[Records from a data source]
--------------------------------------------------

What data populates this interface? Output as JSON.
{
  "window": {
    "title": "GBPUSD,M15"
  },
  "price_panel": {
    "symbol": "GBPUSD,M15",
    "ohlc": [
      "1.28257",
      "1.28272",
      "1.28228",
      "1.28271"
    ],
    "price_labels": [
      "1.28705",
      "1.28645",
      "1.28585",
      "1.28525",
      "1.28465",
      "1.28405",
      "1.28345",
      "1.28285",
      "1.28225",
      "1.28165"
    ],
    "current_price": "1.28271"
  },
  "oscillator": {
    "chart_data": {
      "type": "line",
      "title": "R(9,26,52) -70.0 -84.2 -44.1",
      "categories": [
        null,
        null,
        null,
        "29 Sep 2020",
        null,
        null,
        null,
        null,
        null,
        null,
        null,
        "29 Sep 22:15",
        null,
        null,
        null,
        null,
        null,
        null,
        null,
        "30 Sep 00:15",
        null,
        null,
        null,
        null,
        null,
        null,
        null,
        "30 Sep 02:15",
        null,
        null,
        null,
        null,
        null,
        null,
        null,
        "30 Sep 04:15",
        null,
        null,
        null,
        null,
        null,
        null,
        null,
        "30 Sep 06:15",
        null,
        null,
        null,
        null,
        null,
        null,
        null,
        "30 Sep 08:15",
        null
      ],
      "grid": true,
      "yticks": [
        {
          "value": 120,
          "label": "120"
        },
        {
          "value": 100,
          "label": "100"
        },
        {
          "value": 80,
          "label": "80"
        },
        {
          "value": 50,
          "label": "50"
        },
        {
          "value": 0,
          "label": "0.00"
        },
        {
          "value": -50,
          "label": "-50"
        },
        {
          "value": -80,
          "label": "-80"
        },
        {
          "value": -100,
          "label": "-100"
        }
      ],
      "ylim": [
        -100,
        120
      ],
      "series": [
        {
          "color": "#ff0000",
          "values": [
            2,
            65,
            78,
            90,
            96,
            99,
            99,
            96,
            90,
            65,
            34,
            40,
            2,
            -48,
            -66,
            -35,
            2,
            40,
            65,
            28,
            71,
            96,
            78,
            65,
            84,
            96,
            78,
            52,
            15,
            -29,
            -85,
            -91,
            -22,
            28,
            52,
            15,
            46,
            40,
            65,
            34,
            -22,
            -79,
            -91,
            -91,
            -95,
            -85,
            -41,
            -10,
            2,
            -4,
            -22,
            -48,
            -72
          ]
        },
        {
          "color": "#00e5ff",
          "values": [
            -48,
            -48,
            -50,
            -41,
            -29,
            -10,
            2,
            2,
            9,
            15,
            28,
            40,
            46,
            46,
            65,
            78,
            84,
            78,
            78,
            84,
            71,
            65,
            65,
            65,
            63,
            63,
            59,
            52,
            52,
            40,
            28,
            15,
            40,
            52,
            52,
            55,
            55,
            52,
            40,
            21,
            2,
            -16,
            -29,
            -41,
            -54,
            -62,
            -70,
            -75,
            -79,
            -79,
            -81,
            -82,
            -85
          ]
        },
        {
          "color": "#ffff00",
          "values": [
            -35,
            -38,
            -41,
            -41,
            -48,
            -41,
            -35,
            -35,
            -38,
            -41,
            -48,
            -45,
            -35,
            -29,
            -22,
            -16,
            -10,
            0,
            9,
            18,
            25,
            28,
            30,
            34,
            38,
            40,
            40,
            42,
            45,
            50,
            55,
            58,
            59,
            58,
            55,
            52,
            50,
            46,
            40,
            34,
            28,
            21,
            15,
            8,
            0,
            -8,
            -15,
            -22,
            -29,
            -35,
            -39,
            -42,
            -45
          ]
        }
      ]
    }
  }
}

--------------------------------------------------

WORK TO COMPLETE
Go through the entries above and copy every line containing "color".

EXERCISE RESULT
          "color": "#ff0000",
          "color": "#00e5ff",
          "color": "#ffff00",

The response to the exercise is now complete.